* Set problem
Pull each line holding the word "bold" from the data.

* Supplied data
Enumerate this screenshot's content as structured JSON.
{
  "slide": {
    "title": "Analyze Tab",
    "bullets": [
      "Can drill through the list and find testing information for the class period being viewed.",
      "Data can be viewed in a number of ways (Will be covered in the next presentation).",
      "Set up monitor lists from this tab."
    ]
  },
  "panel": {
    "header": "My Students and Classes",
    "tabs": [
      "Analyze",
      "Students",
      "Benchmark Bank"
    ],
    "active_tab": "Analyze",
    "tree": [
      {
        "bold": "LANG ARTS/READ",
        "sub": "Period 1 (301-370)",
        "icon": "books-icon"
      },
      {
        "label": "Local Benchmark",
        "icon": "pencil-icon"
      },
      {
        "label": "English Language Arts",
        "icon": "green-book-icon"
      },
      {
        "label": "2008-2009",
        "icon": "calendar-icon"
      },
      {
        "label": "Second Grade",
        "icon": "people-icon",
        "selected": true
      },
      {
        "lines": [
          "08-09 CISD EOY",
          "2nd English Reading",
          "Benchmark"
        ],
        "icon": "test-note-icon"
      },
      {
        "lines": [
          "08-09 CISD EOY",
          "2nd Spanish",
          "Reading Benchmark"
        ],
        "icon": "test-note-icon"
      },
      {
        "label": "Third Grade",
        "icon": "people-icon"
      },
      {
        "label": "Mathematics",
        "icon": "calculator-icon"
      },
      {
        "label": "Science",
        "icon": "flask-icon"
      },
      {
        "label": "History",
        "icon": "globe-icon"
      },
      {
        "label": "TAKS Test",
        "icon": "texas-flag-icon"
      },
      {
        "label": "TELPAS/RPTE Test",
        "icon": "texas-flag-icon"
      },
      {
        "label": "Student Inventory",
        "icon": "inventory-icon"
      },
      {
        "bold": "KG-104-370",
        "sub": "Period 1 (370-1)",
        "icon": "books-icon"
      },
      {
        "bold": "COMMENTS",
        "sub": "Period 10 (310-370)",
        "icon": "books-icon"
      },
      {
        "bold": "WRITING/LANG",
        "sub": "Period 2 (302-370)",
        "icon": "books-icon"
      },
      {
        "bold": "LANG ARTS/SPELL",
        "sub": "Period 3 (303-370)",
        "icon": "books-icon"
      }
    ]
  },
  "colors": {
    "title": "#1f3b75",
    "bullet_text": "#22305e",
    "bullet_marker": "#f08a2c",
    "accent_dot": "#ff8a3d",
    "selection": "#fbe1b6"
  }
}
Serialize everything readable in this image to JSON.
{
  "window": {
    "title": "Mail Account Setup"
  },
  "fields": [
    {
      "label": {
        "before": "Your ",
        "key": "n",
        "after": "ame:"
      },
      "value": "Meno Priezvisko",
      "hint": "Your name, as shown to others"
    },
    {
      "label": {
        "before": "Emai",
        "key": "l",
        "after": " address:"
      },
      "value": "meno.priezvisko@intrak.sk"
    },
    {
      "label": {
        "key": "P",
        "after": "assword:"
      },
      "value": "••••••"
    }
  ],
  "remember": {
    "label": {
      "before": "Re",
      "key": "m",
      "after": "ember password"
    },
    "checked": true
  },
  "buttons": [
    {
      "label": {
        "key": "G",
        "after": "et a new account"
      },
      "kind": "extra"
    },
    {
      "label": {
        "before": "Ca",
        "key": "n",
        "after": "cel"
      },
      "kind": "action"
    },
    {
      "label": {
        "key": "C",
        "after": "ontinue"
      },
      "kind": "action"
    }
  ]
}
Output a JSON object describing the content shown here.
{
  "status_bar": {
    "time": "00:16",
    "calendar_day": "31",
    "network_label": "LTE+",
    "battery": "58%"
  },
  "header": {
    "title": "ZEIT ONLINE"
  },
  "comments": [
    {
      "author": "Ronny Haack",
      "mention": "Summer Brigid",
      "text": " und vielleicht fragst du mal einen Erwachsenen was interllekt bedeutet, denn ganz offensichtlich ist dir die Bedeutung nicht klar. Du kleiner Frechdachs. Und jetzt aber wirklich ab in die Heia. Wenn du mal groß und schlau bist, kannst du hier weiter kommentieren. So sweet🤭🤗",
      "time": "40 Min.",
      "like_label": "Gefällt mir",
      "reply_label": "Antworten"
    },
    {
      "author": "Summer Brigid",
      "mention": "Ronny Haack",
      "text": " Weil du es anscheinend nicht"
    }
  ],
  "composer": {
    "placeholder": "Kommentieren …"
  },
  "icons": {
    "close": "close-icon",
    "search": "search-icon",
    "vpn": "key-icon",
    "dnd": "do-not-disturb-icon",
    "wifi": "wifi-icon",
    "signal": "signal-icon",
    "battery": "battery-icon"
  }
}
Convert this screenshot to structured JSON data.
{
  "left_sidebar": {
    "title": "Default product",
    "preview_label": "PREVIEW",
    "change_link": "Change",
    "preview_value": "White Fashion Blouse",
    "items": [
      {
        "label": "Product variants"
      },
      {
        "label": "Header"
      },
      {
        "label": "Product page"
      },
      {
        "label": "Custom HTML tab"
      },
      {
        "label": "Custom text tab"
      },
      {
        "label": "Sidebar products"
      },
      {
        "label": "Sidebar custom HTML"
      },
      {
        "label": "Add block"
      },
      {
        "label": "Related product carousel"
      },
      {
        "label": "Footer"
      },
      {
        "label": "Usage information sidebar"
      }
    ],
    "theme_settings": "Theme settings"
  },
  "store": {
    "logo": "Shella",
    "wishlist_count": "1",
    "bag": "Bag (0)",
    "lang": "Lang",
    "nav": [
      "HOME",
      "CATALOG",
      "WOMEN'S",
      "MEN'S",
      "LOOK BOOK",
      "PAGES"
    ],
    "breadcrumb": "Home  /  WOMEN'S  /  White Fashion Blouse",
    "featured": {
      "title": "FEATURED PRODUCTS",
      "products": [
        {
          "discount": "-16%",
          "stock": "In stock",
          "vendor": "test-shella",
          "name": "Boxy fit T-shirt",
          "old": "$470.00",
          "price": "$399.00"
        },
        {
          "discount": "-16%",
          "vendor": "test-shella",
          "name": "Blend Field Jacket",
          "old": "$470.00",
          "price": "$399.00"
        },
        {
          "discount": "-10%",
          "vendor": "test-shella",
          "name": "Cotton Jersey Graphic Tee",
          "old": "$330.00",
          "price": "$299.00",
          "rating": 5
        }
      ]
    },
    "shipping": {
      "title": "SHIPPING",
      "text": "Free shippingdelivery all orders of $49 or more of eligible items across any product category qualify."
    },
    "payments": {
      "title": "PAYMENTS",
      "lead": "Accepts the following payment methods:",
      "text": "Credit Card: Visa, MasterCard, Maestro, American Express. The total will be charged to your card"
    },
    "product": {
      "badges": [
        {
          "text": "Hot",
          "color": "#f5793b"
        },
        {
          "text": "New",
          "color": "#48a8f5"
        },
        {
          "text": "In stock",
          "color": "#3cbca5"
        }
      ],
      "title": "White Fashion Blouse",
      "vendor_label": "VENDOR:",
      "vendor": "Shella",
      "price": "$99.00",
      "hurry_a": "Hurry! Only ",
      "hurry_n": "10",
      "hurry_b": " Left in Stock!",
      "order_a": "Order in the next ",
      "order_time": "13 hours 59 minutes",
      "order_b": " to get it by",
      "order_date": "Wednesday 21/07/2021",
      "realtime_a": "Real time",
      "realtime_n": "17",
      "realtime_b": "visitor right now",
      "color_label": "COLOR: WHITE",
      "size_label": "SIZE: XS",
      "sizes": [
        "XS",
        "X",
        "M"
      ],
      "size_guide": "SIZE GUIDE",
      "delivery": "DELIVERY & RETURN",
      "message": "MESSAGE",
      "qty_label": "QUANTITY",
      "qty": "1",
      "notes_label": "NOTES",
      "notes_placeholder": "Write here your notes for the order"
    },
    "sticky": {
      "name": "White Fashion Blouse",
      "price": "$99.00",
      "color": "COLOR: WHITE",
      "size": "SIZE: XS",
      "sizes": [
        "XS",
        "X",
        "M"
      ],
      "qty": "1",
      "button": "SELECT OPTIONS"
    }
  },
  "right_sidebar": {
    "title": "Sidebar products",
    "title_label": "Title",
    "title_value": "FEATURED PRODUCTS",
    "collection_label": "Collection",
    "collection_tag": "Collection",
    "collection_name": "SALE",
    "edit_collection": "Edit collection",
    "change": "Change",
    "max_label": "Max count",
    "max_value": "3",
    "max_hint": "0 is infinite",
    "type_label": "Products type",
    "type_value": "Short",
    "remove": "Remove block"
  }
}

* Correct response
        "bold": "LANG ARTS/READ",
        "bold": "KG-104-370",
        "bold": "COMMENTS",
        "bold": "WRITING/LANG",
        "bold": "LANG ARTS/SPELL",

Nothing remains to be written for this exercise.